Write out each entry, exactly the way it appears.

■ ■ ■ ■

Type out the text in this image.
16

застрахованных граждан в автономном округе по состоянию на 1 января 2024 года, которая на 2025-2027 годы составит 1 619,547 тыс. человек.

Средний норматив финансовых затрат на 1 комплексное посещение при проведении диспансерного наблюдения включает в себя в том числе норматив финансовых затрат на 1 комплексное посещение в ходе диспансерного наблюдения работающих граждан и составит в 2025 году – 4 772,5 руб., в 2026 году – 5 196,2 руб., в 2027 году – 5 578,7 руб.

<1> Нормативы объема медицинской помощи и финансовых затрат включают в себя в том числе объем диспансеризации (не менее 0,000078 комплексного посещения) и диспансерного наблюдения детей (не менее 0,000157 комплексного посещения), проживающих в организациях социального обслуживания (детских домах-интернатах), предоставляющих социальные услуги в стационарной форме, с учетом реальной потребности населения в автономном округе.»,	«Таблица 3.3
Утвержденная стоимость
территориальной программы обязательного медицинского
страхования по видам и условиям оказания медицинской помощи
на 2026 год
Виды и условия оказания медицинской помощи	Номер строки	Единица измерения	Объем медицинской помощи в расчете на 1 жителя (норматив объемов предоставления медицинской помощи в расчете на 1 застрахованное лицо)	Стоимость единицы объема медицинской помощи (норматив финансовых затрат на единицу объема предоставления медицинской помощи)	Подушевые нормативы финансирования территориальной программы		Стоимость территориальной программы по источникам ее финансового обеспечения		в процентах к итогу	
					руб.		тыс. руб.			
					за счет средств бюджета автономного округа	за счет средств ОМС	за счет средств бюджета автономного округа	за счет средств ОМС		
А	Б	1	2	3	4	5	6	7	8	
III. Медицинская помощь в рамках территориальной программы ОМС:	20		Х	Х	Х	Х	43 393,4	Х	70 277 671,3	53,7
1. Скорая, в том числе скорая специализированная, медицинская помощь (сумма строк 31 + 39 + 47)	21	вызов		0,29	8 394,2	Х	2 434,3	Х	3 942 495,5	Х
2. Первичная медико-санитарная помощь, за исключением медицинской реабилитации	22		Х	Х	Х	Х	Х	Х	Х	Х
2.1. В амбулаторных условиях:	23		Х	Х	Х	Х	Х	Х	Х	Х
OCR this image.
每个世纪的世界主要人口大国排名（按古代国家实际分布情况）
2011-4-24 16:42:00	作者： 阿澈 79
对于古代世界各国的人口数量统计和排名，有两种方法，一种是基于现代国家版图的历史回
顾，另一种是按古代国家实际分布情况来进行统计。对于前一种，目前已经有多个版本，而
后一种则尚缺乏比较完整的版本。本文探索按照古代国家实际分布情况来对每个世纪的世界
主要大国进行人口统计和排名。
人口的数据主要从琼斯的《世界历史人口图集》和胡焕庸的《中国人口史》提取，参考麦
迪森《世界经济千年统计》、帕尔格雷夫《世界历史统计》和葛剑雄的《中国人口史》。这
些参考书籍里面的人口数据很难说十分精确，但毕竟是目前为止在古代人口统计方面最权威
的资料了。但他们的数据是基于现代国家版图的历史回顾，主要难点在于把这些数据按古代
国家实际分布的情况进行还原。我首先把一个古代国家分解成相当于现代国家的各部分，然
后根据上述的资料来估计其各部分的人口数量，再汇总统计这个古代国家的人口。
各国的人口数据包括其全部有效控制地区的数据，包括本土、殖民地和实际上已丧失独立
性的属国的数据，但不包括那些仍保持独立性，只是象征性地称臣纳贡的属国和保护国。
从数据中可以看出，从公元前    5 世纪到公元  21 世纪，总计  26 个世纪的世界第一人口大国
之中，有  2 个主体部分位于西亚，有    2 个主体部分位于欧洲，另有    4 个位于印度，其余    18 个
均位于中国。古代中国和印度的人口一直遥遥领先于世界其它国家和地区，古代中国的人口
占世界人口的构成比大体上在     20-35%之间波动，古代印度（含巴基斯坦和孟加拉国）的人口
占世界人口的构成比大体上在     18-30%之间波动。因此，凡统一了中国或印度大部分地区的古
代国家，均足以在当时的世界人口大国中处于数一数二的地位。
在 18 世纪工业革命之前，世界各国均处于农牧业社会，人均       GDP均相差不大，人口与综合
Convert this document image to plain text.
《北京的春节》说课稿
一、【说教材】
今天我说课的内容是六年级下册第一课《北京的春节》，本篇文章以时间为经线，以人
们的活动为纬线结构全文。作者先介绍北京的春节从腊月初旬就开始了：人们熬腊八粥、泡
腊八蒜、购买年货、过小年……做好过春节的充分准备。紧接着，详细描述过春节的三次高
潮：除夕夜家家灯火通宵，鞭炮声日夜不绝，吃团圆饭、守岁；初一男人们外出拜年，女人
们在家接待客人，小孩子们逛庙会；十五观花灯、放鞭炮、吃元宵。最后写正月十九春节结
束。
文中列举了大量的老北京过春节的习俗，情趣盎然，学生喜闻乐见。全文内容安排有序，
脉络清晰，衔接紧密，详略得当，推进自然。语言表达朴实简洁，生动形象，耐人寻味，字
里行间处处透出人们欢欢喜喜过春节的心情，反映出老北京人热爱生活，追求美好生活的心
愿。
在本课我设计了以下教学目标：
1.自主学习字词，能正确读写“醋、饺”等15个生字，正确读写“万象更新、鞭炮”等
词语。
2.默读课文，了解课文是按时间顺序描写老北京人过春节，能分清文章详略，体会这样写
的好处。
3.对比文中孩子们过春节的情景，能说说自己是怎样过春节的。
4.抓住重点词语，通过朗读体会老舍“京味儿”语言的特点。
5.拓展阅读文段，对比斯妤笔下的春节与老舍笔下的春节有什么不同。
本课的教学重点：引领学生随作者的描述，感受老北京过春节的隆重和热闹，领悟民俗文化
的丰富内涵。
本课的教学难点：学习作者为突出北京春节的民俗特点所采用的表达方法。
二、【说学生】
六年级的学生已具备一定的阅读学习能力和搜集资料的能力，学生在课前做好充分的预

■ ■ ■ ■

▶ **REPLY**
Type out the text in this image.
16

застрахованных граждан в автономном округе по состоянию на 1 января 2024 года, которая на 2025-2027 годы составит 1 619,547 тыс. человек.

Средний норматив финансовых затрат на 1 комплексное посещение при проведении диспансерного наблюдения включает в себя в том числе норматив финансовых затрат на 1 комплексное посещение в ходе диспансерного наблюдения работающих граждан и составит в 2025 году – 4 772,5 руб., в 2026 году – 5 196,2 руб., в 2027 году – 5 578,7 руб.

<1> Нормативы объема медицинской помощи и финансовых затрат включают в себя в том числе объем диспансеризации (не менее 0,000078 комплексного посещения) и диспансерного наблюдения детей (не менее 0,000157 комплексного посещения), проживающих в организациях социального обслуживания (детских домах-интернатах), предоставляющих социальные услуги в стационарной форме, с учетом реальной потребности населения в автономном округе.»,	«Таблица 3.3
Утвержденная стоимость
территориальной программы обязательного медицинского
страхования по видам и условиям оказания медицинской помощи
на 2026 год
Виды и условия оказания медицинской помощи	Номер строки	Единица измерения	Объем медицинской помощи в расчете на 1 жителя (норматив объемов предоставления медицинской помощи в расчете на 1 застрахованное лицо)	Стоимость единицы объема медицинской помощи (норматив финансовых затрат на единицу объема предоставления медицинской помощи)	Подушевые нормативы финансирования территориальной программы		Стоимость территориальной программы по источникам ее финансового обеспечения		в процентах к итогу	
					руб.		тыс. руб.			
					за счет средств бюджета автономного округа	за счет средств ОМС	за счет средств бюджета автономного округа	за счет средств ОМС		
А	Б	1	2	3	4	5	6	7	8	
III. Медицинская помощь в рамках территориальной программы ОМС:	20		Х	Х	Х	Х	43 393,4	Х	70 277 671,3	53,7
1. Скорая, в том числе скорая специализированная, медицинская помощь (сумма строк 31 + 39 + 47)	21	вызов		0,29	8 394,2	Х	2 434,3	Х	3 942 495,5	Х
2. Первичная медико-санитарная помощь, за исключением медицинской реабилитации	22		Х	Х	Х	Х	Х	Х	Х	Х
2.1. В амбулаторных условиях:	23		Х	Х	Х	Х	Х	Х	Х	Х
OCR this image.
每个世纪的世界主要人口大国排名（按古代国家实际分布情况）
2011-4-24 16:42:00	作者： 阿澈 79
对于古代世界各国的人口数量统计和排名，有两种方法，一种是基于现代国家版图的历史回
顾，另一种是按古代国家实际分布情况来进行统计。对于前一种，目前已经有多个版本，而
后一种则尚缺乏比较完整的版本。本文探索按照古代国家实际分布情况来对每个世纪的世界
主要大国进行人口统计和排名。
人口的数据主要从琼斯的《世界历史人口图集》和胡焕庸的《中国人口史》提取，参考麦
迪森《世界经济千年统计》、帕尔格雷夫《世界历史统计》和葛剑雄的《中国人口史》。这
些参考书籍里面的人口数据很难说十分精确，但毕竟是目前为止在古代人口统计方面最权威
的资料了。但他们的数据是基于现代国家版图的历史回顾，主要难点在于把这些数据按古代
国家实际分布的情况进行还原。我首先把一个古代国家分解成相当于现代国家的各部分，然
后根据上述的资料来估计其各部分的人口数量，再汇总统计这个古代国家的人口。
各国的人口数据包括其全部有效控制地区的数据，包括本土、殖民地和实际上已丧失独立
性的属国的数据，但不包括那些仍保持独立性，只是象征性地称臣纳贡的属国和保护国。
从数据中可以看出，从公元前    5 世纪到公元  21 世纪，总计  26 个世纪的世界第一人口大国
之中，有  2 个主体部分位于西亚，有    2 个主体部分位于欧洲，另有    4 个位于印度，其余    18 个
均位于中国。古代中国和印度的人口一直遥遥领先于世界其它国家和地区，古代中国的人口
占世界人口的构成比大体上在     20-35%之间波动，古代印度（含巴基斯坦和孟加拉国）的人口
占世界人口的构成比大体上在     18-30%之间波动。因此，凡统一了中国或印度大部分地区的古
代国家，均足以在当时的世界人口大国中处于数一数二的地位。
在 18 世纪工业革命之前，世界各国均处于农牧业社会，人均       GDP均相差不大，人口与综合
Convert this document image to plain text.
《北京的春节》说课稿
一、【说教材】
今天我说课的内容是六年级下册第一课《北京的春节》，本篇文章以时间为经线，以人
们的活动为纬线结构全文。作者先介绍北京的春节从腊月初旬就开始了：人们熬腊八粥、泡
腊八蒜、购买年货、过小年……做好过春节的充分准备。紧接着，详细描述过春节的三次高
潮：除夕夜家家灯火通宵，鞭炮声日夜不绝，吃团圆饭、守岁；初一男人们外出拜年，女人
们在家接待客人，小孩子们逛庙会；十五观花灯、放鞭炮、吃元宵。最后写正月十九春节结
束。
文中列举了大量的老北京过春节的习俗，情趣盎然，学生喜闻乐见。全文内容安排有序，
脉络清晰，衔接紧密，详略得当，推进自然。语言表达朴实简洁，生动形象，耐人寻味，字
里行间处处透出人们欢欢喜喜过春节的心情，反映出老北京人热爱生活，追求美好生活的心
愿。
在本课我设计了以下教学目标：
1.自主学习字词，能正确读写“醋、饺”等15个生字，正确读写“万象更新、鞭炮”等
词语。
2.默读课文，了解课文是按时间顺序描写老北京人过春节，能分清文章详略，体会这样写
的好处。
3.对比文中孩子们过春节的情景，能说说自己是怎样过春节的。
4.抓住重点词语，通过朗读体会老舍“京味儿”语言的特点。
5.拓展阅读文段，对比斯妤笔下的春节与老舍笔下的春节有什么不同。
本课的教学重点：引领学生随作者的描述，感受老北京过春节的隆重和热闹，领悟民俗文化
的丰富内涵。
本课的教学难点：学习作者为突出北京春节的民俗特点所采用的表达方法。
二、【说学生】
六年级的学生已具备一定的阅读学习能力和搜集资料的能力，学生在课前做好充分的预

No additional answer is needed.